*What you should do*: Look through the records that follow. Copy every line containing the word "situato".
++++ Material provided ++++
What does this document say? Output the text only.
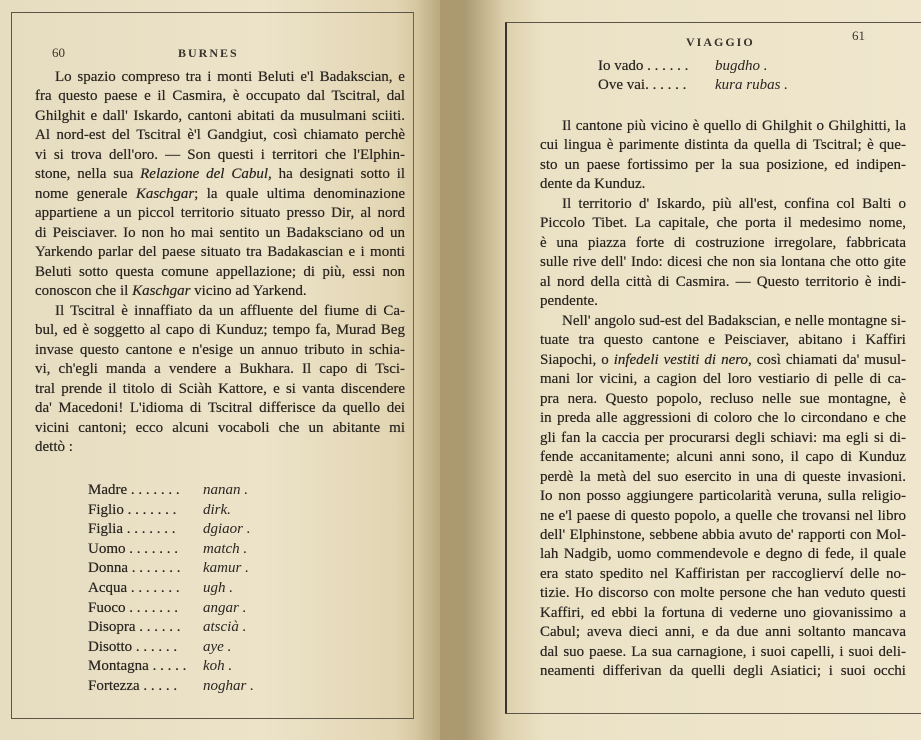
60	BURNES
VIAGGIO	61
Lo spazio compreso tra i monti Beluti e'l Badakscian, e
fra questo paese e il Casmira, è occupato dal Tscitral, dal
Ghilghit e dall' Iskardo, cantoni abitati da musulmani sciiti.
Al nord-est del Tscitral è'l Gandgiut, così chiamato perchè
vi si trova dell'oro. — Son questi i territori che l'Elphin-
stone, nella sua Relazione del Cabul, ha designati sotto il
nome generale Kaschgar; la quale ultima denominazione
appartiene a un piccol territorio situato presso Dir, al nord
di Peisciaver. Io non ho mai sentito un Badaksciano od un
Yarkendo parlar del paese situato tra Badakascian e i monti
Beluti sotto questa comune appellazione; di più, essi non
conoscon che il Kaschgar vicino ad Yarkend.
Il Tscitral è innaffiato da un affluente del fiume di Ca-
bul, ed è soggetto al capo di Kunduz; tempo fa, Murad Beg
invase questo cantone e n'esige un annuo tributo in schia-
vi, ch'egli manda a vendere a Bukhara. Il capo di Tsci-
tral prende il titolo di Sciàh Kattore, e si vanta discendere
da' Macedoni! L'idioma di Tscitral differisce da quello dei
vicini cantoni; ecco alcuni vocaboli che un abitante mi
dettò :
Madre . . . . . . . nanan .
Figlio . . . . . . . dirk.
Figlia . . . . . . . dgiaor .
Uomo . . . . . . . match .
Donna . . . . . . . kamur .
Acqua . . . . . . . ugh .
Fuoco . . . . . . . angar .
Disopra . . . . . . atscià .
Disotto . . . . . . aye .
Montagna . . . . . koh .
Fortezza . . . . . noghar .
Il cantone più vicino è quello di Ghilghit o Ghilghitti, la
cui lingua è parimente distinta da quella di Tscitral; è que-
sto un paese fortissimo per la sua posizione, ed indipen-
dente da Kunduz.
Il territorio d' Iskardo, più all'est, confina col Balti o
Piccolo Tibet. La capitale, che porta il medesimo nome,
è una piazza forte di costruzione irregolare, fabbricata
sulle rive dell' Indo: dicesi che non sia lontana che otto gite
al nord della città di Casmira. — Questo territorio è indi-
pendente.
Nell' angolo sud-est del Badakscian, e nelle montagne si-
tuate tra questo cantone e Peisciaver, abitano i Kaffiri
Siapochi, o infedeli vestiti di nero, così chiamati da' musul-
mani lor vicini, a cagion del loro vestiario di pelle di ca-
pra nera. Questo popolo, recluso nelle sue montagne, è
in preda alle aggressioni di coloro che lo circondano e che
gli fan la caccia per procurarsi degli schiavi: ma egli si di-
fende accanitamente; alcuni anni sono, il capo di Kunduz
perdè la metà del suo esercito in una di queste invasioni.
Io non posso aggiungere particolarità veruna, sulla religio-
ne e'l paese di questo popolo, a quelle che trovansi nel libro
dell' Elphinstone, sebbene abbia avuto de' rapporti con Mol-
lah Nadgib, uomo commendevole e degno di fede, il quale
era stato spedito nel Kaffiristan per raccoglierví delle no-
tizie. Ho discorso con molte persone che han veduto questi
Kaffiri, ed ebbi la fortuna di vederne uno giovanissimo a
Cabul; aveva dieci anni, e da due anni soltanto mancava
dal suo paese. La sua carnagione, i suoi capelli, i suoi deli-
neamenti differivan da quelli degli Asiatici; i suoi occhi
Io vado . . . . . . bugdho .
Ove vai. . . . . . kura rubas .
++++
*Result below*:
appartiene a un piccol territorio situato presso Dir, al nord
Yarkendo parlar del paese situato tra Badakascian e i monti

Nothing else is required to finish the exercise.